**The exercise**
Repeat every line of the listing below exactly, minus the pictures.

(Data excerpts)
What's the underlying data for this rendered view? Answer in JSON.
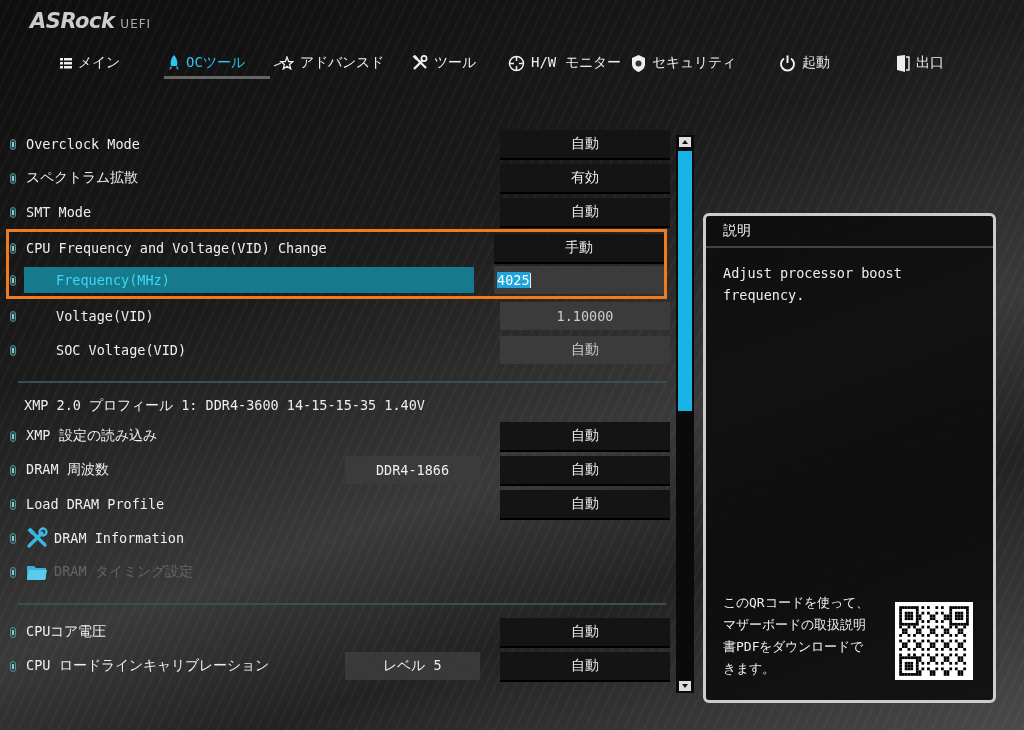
{
  "header": {
    "logo": "ASRock",
    "logo_suffix": "UEFI"
  },
  "tabs": [
    {
      "label": "メイン",
      "selected": false
    },
    {
      "label": "OCツール",
      "selected": true
    },
    {
      "label": "アドバンスド",
      "selected": false
    },
    {
      "label": "ツール",
      "selected": false
    },
    {
      "label": "H/W モニター",
      "selected": false
    },
    {
      "label": "セキュリティ",
      "selected": false
    },
    {
      "label": "起動",
      "selected": false
    },
    {
      "label": "出口",
      "selected": false
    }
  ],
  "items": [
    {
      "kind": "select",
      "label": "Overclock Mode",
      "value": "自動",
      "indent": false,
      "selected": false,
      "highlighted": false
    },
    {
      "kind": "select",
      "label": "スペクトラム拡散",
      "value": "有効",
      "indent": false,
      "selected": false,
      "highlighted": false
    },
    {
      "kind": "select",
      "label": "SMT Mode",
      "value": "自動",
      "indent": false,
      "selected": false,
      "highlighted": false
    },
    {
      "kind": "select",
      "label": "CPU Frequency and Voltage(VID) Change",
      "value": "手動",
      "indent": false,
      "selected": false,
      "highlighted": true
    },
    {
      "kind": "input",
      "label": "Frequency(MHz)",
      "value": "4025",
      "indent": true,
      "selected": true,
      "highlighted": true
    },
    {
      "kind": "input",
      "label": "Voltage(VID)",
      "value": "1.10000",
      "indent": true,
      "selected": false,
      "highlighted": false
    },
    {
      "kind": "input",
      "label": "SOC Voltage(VID)",
      "value": "自動",
      "indent": true,
      "selected": false,
      "highlighted": false
    },
    {
      "kind": "divider"
    },
    {
      "kind": "heading",
      "label": "XMP 2.0 プロフィール 1: DDR4-3600 14-15-15-35 1.40V"
    },
    {
      "kind": "select",
      "label": "XMP 設定の読み込み",
      "value": "自動",
      "indent": false,
      "selected": false,
      "highlighted": false
    },
    {
      "kind": "select",
      "label": "DRAM 周波数",
      "info": "DDR4-1866",
      "value": "自動",
      "indent": false,
      "selected": false,
      "highlighted": false
    },
    {
      "kind": "select",
      "label": "Load DRAM Profile",
      "value": "自動",
      "indent": false,
      "selected": false,
      "highlighted": false
    },
    {
      "kind": "tools",
      "label": "DRAM Information",
      "disabled": false
    },
    {
      "kind": "folder",
      "label": "DRAM タイミング設定",
      "disabled": true
    },
    {
      "kind": "divider"
    },
    {
      "kind": "select",
      "label": "CPUコア電圧",
      "value": "自動",
      "indent": false,
      "selected": false,
      "highlighted": false
    },
    {
      "kind": "select",
      "label": "CPU ロードラインキャリブレーション",
      "info": "レベル 5",
      "value": "自動",
      "indent": false,
      "selected": false,
      "highlighted": false
    }
  ],
  "help_panel": {
    "title": "説明",
    "description": "Adjust processor boost frequency.",
    "qr_text": "このQRコードを使って、マザーボードの取扱説明書PDFをダウンロードできます。"
  }
}
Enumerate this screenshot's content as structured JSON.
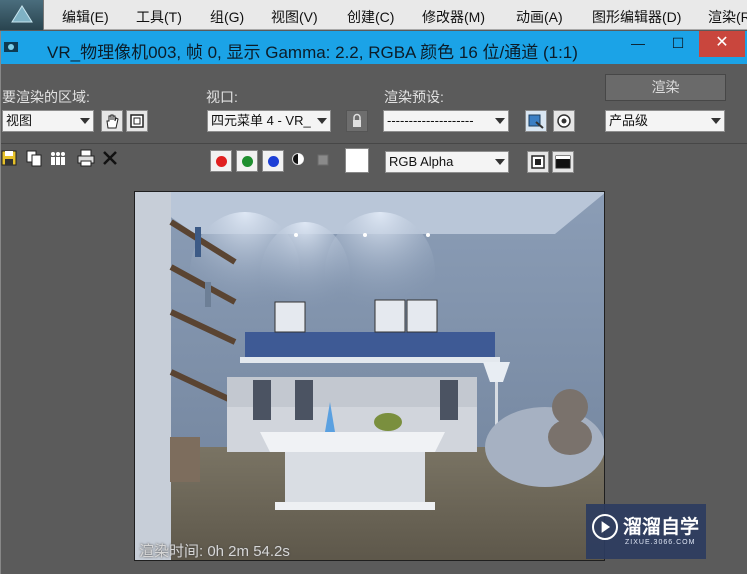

**Complete response**
What's the underlying data for this rendered view? Answer in JSON.
{
  "header": {
    "logo": "ASRock",
    "logo_suffix": "UEFI"
  },
  "tabs": [
    {
      "label": "メイン",
      "selected": false
    },
    {
      "label": "OCツール",
      "selected": true
    },
    {
      "label": "アドバンスド",
      "selected": false
    },
    {
      "label": "ツール",
      "selected": false
    },
    {
      "label": "H/W モニター",
      "selected": false
    },
    {
      "label": "セキュリティ",
      "selected": false
    },
    {
      "label": "起動",
      "selected": false
    },
    {
      "label": "出口",
      "selected": false
    }
  ],
  "items": [
    {
      "kind": "select",
      "label": "Overclock Mode",
      "value": "自動",
      "indent": false,
      "selected": false,
      "highlighted": false
    },
    {
      "kind": "select",
      "label": "スペクトラム拡散",
      "value": "有効",
      "indent": false,
      "selected": false,
      "highlighted": false
    },
    {
      "kind": "select",
      "label": "SMT Mode",
      "value": "自動",
      "indent": false,
      "selected": false,
      "highlighted": false
    },
    {
      "kind": "select",
      "label": "CPU Frequency and Voltage(VID) Change",
      "value": "手動",
      "indent": false,
      "selected": false,
      "highlighted": true
    },
    {
      "kind": "input",
      "label": "Frequency(MHz)",
      "value": "4025",
      "indent": true,
      "selected": true,
      "highlighted": true
    },
    {
      "kind": "input",
      "label": "Voltage(VID)",
      "value": "1.10000",
      "indent": true,
      "selected": false,
      "highlighted": false
    },
    {
      "kind": "input",
      "label": "SOC Voltage(VID)",
      "value": "自動",
      "indent": true,
      "selected": false,
      "highlighted": false
    },
    {
      "kind": "divider"
    },
    {
      "kind": "heading",
      "label": "XMP 2.0 プロフィール 1: DDR4-3600 14-15-15-35 1.40V"
    },
    {
      "kind": "select",
      "label": "XMP 設定の読み込み",
      "value": "自動",
      "indent": false,
      "selected": false,
      "highlighted": false
    },
    {
      "kind": "select",
      "label": "DRAM 周波数",
      "info": "DDR4-1866",
      "value": "自動",
      "indent": false,
      "selected": false,
      "highlighted": false
    },
    {
      "kind": "select",
      "label": "Load DRAM Profile",
      "value": "自動",
      "indent": false,
      "selected": false,
      "highlighted": false
    },
    {
      "kind": "tools",
      "label": "DRAM Information",
      "disabled": false
    },
    {
      "kind": "folder",
      "label": "DRAM タイミング設定",
      "disabled": true
    },
    {
      "kind": "divider"
    },
    {
      "kind": "select",
      "label": "CPUコア電圧",
      "value": "自動",
      "indent": false,
      "selected": false,
      "highlighted": false
    },
    {
      "kind": "select",
      "label": "CPU ロードラインキャリブレーション",
      "info": "レベル 5",
      "value": "自動",
      "indent": false,
      "selected": false,
      "highlighted": false
    }
  ],
  "help_panel": {
    "title": "説明",
    "description": "Adjust processor boost frequency.",
    "qr_text": "このQRコードを使って、マザーボードの取扱説明書PDFをダウンロードできます。"
  }
}
Enumerate this screenshot's content as structured JSON.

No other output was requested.